AIM OF THE EXERCISE ->
Return the records exactly as they are.

>> begin RAW RECORDS

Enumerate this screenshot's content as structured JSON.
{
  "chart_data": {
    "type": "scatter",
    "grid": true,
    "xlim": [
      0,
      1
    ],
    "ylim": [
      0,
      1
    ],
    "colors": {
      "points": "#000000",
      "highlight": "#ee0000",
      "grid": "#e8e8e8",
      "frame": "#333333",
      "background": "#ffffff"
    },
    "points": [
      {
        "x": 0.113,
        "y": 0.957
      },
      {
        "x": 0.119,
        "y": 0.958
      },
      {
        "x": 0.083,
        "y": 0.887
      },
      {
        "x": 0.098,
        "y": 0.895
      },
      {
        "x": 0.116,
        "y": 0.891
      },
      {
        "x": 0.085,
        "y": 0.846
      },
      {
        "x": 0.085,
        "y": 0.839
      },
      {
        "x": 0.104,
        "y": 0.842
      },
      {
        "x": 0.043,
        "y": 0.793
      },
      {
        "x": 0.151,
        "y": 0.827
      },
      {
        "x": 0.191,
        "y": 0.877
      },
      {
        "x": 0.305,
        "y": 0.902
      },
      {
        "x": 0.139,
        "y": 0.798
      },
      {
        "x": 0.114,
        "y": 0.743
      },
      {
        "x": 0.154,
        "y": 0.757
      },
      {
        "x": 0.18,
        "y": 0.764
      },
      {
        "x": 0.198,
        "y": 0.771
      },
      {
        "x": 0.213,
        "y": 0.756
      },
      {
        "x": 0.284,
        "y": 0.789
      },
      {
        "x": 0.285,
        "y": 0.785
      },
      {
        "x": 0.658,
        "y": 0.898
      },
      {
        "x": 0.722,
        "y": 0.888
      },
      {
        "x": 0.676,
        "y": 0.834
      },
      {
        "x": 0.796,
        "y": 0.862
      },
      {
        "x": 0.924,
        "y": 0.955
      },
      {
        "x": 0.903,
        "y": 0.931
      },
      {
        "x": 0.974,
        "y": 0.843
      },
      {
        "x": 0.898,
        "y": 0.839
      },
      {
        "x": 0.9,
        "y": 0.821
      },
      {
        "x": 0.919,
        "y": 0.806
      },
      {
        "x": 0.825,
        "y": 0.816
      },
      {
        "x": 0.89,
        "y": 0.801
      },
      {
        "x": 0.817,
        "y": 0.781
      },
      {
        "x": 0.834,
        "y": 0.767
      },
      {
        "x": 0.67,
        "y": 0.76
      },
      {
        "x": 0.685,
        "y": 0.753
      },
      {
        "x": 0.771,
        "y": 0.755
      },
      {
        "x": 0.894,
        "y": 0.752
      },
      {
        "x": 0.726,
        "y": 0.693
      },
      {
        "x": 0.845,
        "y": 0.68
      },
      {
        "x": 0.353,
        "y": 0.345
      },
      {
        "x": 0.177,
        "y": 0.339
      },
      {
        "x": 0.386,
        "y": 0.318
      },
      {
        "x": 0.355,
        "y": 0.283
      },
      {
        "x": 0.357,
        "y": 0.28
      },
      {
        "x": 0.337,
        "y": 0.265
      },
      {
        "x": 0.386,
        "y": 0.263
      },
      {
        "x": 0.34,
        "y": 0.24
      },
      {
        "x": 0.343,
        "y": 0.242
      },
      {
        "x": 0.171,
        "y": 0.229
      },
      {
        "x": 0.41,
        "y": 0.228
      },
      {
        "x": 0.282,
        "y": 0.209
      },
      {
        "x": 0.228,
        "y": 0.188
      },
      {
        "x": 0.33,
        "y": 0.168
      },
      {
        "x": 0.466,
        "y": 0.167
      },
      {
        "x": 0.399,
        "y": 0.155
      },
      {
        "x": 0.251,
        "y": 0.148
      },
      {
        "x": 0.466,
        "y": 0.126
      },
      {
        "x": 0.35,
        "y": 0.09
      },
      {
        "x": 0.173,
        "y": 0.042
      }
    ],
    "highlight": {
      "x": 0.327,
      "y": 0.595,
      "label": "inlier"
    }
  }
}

>> end RAW RECORDS

WRITTEN RESPONSE ->
Enumerate this screenshot's content as structured JSON.
{
  "chart_data": {
    "type": "scatter",
    "grid": true,
    "xlim": [
      0,
      1
    ],
    "ylim": [
      0,
      1
    ],
    "colors": {
      "points": "#000000",
      "highlight": "#ee0000",
      "grid": "#e8e8e8",
      "frame": "#333333",
      "background": "#ffffff"
    },
    "points": [
      {
        "x": 0.113,
        "y": 0.957
      },
      {
        "x": 0.119,
        "y": 0.958
      },
      {
        "x": 0.083,
        "y": 0.887
      },
      {
        "x": 0.098,
        "y": 0.895
      },
      {
        "x": 0.116,
        "y": 0.891
      },
      {
        "x": 0.085,
        "y": 0.846
      },
      {
        "x": 0.085,
        "y": 0.839
      },
      {
        "x": 0.104,
        "y": 0.842
      },
      {
        "x": 0.043,
        "y": 0.793
      },
      {
        "x": 0.151,
        "y": 0.827
      },
      {
        "x": 0.191,
        "y": 0.877
      },
      {
        "x": 0.305,
        "y": 0.902
      },
      {
        "x": 0.139,
        "y": 0.798
      },
      {
        "x": 0.114,
        "y": 0.743
      },
      {
        "x": 0.154,
        "y": 0.757
      },
      {
        "x": 0.18,
        "y": 0.764
      },
      {
        "x": 0.198,
        "y": 0.771
      },
      {
        "x": 0.213,
        "y": 0.756
      },
      {
        "x": 0.284,
        "y": 0.789
      },
      {
        "x": 0.285,
        "y": 0.785
      },
      {
        "x": 0.658,
        "y": 0.898
      },
      {
        "x": 0.722,
        "y": 0.888
      },
      {
        "x": 0.676,
        "y": 0.834
      },
      {
        "x": 0.796,
        "y": 0.862
      },
      {
        "x": 0.924,
        "y": 0.955
      },
      {
        "x": 0.903,
        "y": 0.931
      },
      {
        "x": 0.974,
        "y": 0.843
      },
      {
        "x": 0.898,
        "y": 0.839
      },
      {
        "x": 0.9,
        "y": 0.821
      },
      {
        "x": 0.919,
        "y": 0.806
      },
      {
        "x": 0.825,
        "y": 0.816
      },
      {
        "x": 0.89,
        "y": 0.801
      },
      {
        "x": 0.817,
        "y": 0.781
      },
      {
        "x": 0.834,
        "y": 0.767
      },
      {
        "x": 0.67,
        "y": 0.76
      },
      {
        "x": 0.685,
        "y": 0.753
      },
      {
        "x": 0.771,
        "y": 0.755
      },
      {
        "x": 0.894,
        "y": 0.752
      },
      {
        "x": 0.726,
        "y": 0.693
      },
      {
        "x": 0.845,
        "y": 0.68
      },
      {
        "x": 0.353,
        "y": 0.345
      },
      {
        "x": 0.177,
        "y": 0.339
      },
      {
        "x": 0.386,
        "y": 0.318
      },
      {
        "x": 0.355,
        "y": 0.283
      },
      {
        "x": 0.357,
        "y": 0.28
      },
      {
        "x": 0.337,
        "y": 0.265
      },
      {
        "x": 0.386,
        "y": 0.263
      },
      {
        "x": 0.34,
        "y": 0.24
      },
      {
        "x": 0.343,
        "y": 0.242
      },
      {
        "x": 0.171,
        "y": 0.229
      },
      {
        "x": 0.41,
        "y": 0.228
      },
      {
        "x": 0.282,
        "y": 0.209
      },
      {
        "x": 0.228,
        "y": 0.188
      },
      {
        "x": 0.33,
        "y": 0.168
      },
      {
        "x": 0.466,
        "y": 0.167
      },
      {
        "x": 0.399,
        "y": 0.155
      },
      {
        "x": 0.251,
        "y": 0.148
      },
      {
        "x": 0.466,
        "y": 0.126
      },
      {
        "x": 0.35,
        "y": 0.09
      },
      {
        "x": 0.173,
        "y": 0.042
      }
    ],
    "highlight": {
      "x": 0.327,
      "y": 0.595,
      "label": "inlier"
    }
  }
}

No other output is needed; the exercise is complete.